> [AIM OF THE EXERCISE] Search the material below for the word "logs" and copy every line in which it occurs.

═══

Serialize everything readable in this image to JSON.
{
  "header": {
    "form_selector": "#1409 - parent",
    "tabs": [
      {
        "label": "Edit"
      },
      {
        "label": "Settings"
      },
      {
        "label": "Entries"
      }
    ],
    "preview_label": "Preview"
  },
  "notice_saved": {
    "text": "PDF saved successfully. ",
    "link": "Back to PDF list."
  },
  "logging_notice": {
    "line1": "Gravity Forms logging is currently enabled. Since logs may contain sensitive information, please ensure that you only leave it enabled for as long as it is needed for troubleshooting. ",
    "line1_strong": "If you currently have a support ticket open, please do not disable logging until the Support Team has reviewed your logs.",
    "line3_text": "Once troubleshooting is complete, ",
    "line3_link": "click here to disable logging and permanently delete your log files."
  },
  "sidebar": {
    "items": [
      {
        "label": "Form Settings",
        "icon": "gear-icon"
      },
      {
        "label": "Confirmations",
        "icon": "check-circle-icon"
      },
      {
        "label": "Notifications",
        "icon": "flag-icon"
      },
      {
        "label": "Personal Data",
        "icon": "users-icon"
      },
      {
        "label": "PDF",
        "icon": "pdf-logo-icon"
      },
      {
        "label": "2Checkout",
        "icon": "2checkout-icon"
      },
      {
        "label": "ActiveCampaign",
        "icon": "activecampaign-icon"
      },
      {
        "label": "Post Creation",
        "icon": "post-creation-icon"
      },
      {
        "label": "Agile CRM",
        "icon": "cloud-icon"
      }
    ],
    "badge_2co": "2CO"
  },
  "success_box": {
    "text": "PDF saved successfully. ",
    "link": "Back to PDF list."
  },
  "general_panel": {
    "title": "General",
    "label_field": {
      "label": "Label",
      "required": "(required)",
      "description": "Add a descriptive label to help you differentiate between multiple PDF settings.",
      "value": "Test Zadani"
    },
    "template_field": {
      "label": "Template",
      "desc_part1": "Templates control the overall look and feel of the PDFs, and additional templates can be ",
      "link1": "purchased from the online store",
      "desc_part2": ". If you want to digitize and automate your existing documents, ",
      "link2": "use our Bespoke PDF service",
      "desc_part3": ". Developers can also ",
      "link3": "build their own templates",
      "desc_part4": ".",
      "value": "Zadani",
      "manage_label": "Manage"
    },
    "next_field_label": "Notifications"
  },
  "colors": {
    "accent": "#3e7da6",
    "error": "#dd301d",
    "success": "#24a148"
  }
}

═══

> [FINAL ANSWER]
    "line1": "Gravity Forms logging is currently enabled. Since logs may contain sensitive information, please ensure that you only leave it enabled for as long as it is needed for troubleshooting. ",
    "line1_strong": "If you currently have a support ticket open, please do not disable logging until the Support Team has reviewed your logs.",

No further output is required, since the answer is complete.